▸ What is being asked: Tell how many lines have the string "state" in them, and write nothing besides the number.

(Records excerpted from a collection)
☆ ☆ ☆ ☆ ☆ ☆ ☆

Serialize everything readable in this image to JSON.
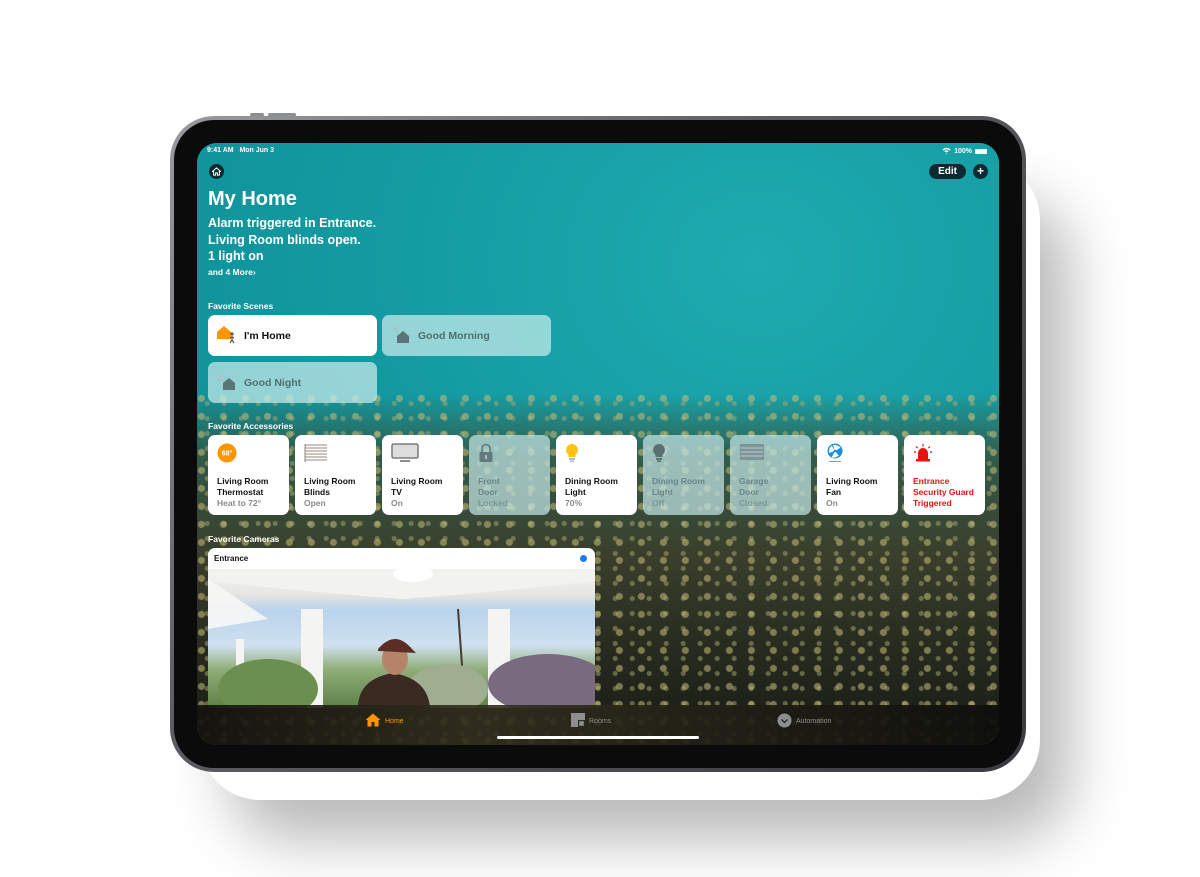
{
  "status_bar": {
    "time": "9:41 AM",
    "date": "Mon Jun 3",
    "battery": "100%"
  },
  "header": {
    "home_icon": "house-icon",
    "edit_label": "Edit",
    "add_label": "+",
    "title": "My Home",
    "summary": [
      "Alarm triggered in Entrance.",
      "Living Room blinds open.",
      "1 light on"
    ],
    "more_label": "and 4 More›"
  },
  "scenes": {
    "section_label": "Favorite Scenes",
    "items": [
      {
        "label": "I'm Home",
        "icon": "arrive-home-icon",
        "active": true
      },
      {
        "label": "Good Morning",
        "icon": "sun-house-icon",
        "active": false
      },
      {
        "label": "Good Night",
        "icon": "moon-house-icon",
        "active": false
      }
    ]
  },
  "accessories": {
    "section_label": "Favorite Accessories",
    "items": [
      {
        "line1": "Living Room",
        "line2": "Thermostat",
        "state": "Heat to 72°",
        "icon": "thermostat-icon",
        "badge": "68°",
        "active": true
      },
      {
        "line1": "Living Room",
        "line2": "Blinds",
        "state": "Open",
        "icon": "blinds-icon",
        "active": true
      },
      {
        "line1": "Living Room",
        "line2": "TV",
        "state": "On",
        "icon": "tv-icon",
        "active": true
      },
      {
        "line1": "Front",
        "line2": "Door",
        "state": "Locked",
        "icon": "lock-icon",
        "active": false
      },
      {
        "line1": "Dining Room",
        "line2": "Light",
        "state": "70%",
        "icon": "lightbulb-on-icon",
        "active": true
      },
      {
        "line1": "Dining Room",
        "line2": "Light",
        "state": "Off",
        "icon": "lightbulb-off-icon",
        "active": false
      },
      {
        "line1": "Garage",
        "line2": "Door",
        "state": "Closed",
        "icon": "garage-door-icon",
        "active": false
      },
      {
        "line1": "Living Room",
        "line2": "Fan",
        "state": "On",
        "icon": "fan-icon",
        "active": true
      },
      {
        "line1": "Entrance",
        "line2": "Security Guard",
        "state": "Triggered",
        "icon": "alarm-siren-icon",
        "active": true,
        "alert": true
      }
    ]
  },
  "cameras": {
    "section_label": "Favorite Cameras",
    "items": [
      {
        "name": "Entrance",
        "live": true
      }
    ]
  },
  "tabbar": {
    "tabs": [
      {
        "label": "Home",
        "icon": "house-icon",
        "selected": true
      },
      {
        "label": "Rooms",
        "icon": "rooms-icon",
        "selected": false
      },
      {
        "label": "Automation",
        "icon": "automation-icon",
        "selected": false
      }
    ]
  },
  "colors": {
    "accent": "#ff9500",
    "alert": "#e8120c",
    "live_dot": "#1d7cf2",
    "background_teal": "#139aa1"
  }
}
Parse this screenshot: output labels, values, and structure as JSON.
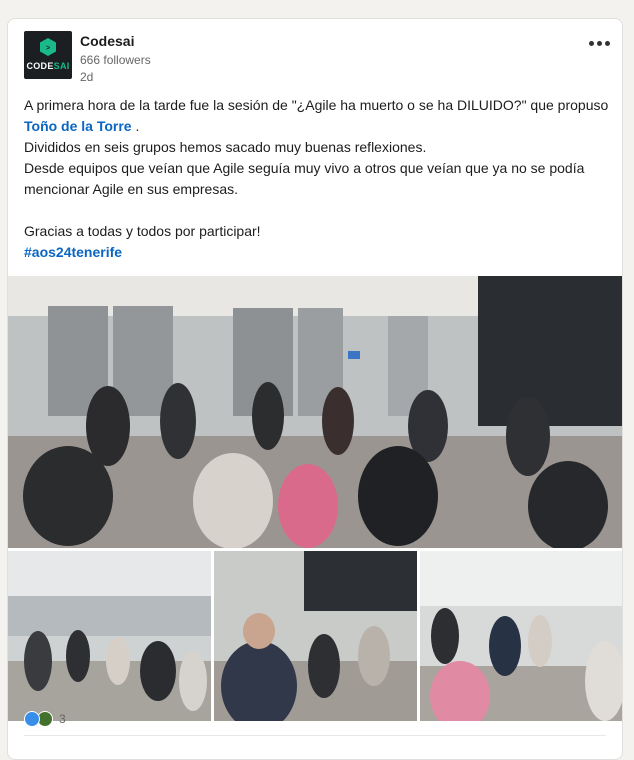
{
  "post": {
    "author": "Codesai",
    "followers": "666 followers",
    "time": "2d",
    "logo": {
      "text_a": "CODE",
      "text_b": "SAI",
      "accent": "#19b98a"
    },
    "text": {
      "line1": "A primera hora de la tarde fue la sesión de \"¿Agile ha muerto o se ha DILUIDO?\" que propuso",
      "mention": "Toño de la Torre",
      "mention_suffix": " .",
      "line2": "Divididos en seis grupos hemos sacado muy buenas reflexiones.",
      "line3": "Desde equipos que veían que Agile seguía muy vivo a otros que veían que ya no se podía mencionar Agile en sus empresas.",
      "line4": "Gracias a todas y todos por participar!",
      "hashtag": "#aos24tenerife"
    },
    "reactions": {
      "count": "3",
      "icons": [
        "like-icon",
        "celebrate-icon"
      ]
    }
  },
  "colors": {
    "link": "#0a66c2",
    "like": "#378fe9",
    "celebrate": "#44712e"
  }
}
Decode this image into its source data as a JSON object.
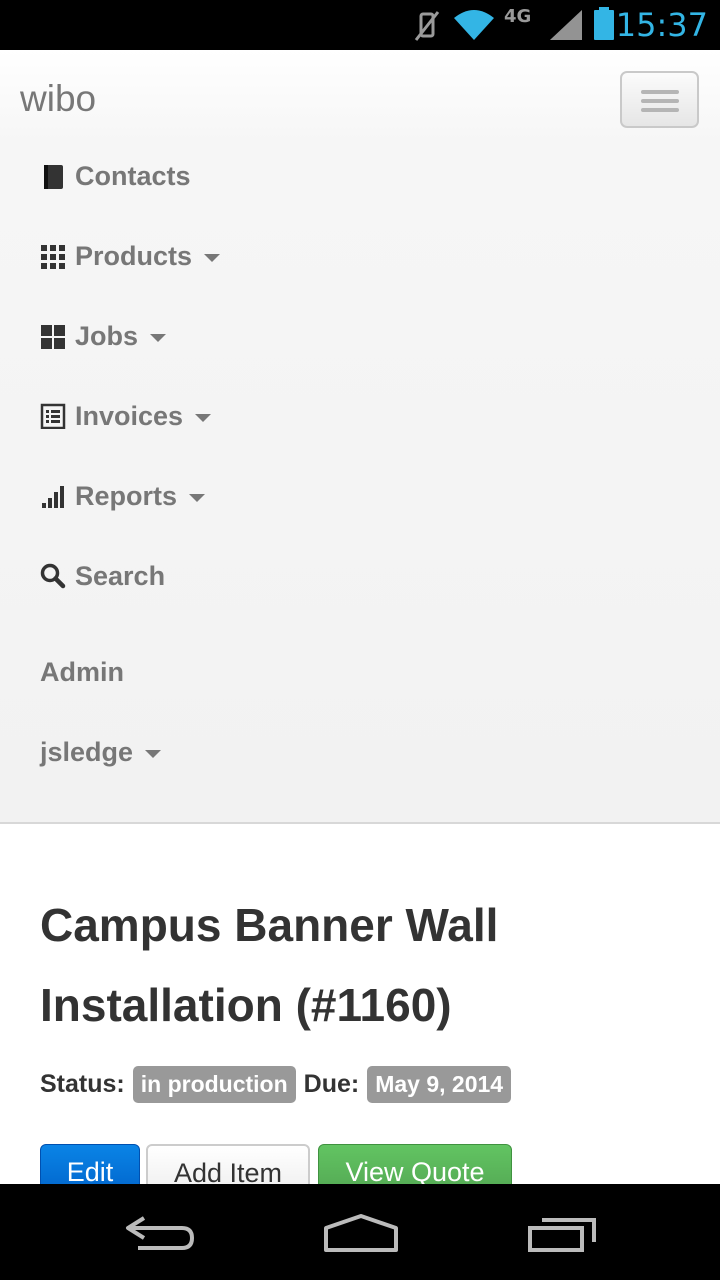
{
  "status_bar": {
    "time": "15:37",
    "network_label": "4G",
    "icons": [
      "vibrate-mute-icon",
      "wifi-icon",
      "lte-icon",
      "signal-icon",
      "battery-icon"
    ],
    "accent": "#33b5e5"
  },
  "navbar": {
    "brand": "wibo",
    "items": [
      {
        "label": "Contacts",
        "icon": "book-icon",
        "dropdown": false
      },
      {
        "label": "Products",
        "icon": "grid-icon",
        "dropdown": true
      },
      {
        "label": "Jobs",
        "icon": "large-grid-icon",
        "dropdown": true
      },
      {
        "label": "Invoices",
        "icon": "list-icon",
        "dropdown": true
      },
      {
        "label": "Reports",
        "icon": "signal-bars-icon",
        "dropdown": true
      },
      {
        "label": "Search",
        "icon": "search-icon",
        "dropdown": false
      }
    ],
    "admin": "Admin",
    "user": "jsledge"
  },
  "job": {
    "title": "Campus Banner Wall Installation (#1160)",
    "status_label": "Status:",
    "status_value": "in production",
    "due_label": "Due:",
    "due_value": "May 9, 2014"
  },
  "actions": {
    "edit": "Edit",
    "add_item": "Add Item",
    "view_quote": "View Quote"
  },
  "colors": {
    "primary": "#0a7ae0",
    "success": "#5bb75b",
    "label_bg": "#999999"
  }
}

☆ ☆ ☆ ☆ ☆ ☆ ☆

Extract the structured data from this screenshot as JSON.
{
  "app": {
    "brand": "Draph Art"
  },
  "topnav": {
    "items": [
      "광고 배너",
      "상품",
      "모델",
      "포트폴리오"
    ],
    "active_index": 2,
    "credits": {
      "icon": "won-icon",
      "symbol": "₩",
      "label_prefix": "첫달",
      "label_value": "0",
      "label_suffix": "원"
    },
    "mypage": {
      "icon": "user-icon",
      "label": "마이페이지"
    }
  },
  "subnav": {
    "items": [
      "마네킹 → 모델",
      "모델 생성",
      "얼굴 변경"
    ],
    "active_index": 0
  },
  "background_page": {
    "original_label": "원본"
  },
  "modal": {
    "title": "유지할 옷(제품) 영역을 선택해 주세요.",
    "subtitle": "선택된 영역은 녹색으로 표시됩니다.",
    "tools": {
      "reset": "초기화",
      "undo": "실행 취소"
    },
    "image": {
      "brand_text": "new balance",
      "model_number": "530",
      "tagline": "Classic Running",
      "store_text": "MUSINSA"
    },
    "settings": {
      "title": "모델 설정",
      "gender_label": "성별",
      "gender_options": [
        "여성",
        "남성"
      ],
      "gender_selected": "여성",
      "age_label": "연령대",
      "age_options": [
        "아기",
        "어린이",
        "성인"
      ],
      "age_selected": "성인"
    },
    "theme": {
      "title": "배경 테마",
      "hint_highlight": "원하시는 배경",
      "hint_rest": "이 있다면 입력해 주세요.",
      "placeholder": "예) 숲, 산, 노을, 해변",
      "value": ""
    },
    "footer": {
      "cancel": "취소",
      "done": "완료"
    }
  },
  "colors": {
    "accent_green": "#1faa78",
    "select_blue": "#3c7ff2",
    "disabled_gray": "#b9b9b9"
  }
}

☆ ☆ ☆ ☆ ☆ ☆ ☆

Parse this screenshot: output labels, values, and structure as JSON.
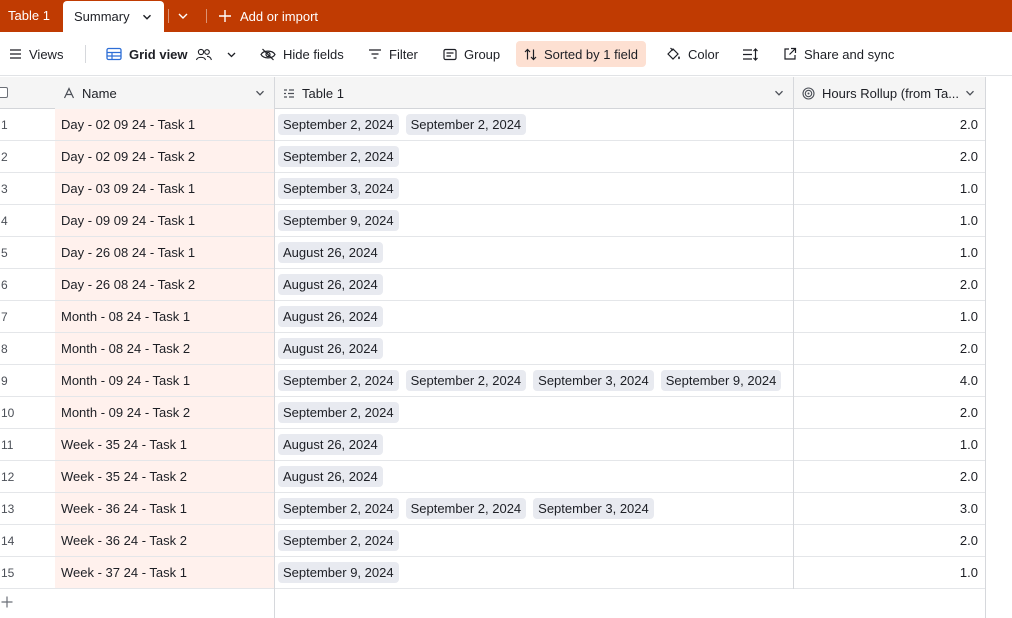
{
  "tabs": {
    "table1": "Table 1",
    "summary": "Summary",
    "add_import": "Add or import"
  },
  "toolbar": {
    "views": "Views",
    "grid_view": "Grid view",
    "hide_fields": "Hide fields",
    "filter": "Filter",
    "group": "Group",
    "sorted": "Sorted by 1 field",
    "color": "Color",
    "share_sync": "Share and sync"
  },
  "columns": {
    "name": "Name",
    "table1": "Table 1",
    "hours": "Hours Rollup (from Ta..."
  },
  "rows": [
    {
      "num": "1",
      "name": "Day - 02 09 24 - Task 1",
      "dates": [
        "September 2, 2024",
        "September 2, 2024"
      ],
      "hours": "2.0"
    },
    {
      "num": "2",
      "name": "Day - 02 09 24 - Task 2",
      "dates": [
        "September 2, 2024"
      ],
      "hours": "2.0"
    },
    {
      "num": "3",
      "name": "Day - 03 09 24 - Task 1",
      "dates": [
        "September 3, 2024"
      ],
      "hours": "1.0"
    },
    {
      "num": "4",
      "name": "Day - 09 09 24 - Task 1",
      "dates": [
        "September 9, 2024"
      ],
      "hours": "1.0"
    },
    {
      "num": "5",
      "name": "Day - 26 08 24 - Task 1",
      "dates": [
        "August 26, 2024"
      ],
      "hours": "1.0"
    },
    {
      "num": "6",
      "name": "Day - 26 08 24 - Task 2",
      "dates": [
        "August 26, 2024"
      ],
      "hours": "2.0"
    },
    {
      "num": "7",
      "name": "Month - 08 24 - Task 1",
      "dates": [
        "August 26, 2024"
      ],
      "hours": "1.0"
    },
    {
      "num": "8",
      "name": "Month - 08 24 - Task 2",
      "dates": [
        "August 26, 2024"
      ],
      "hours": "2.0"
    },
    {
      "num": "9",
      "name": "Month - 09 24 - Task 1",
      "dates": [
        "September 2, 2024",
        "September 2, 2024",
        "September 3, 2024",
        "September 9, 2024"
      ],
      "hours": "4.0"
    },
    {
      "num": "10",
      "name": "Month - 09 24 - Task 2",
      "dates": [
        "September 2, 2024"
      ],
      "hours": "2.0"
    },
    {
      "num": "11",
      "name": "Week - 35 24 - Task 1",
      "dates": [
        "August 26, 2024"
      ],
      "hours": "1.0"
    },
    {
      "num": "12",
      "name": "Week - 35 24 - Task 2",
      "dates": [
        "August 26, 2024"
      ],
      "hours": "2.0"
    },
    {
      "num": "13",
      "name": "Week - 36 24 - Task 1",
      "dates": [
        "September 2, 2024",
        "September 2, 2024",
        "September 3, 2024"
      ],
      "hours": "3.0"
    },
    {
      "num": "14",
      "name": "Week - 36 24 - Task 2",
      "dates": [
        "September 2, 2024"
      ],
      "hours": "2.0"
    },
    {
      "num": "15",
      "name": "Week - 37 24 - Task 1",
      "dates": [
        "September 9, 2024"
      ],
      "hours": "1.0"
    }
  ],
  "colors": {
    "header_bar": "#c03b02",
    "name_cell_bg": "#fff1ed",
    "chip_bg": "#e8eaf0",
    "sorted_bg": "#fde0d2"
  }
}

☆ ☆ ☆ ☆ ☆ ☆ ☆

▸ Response to the task: 9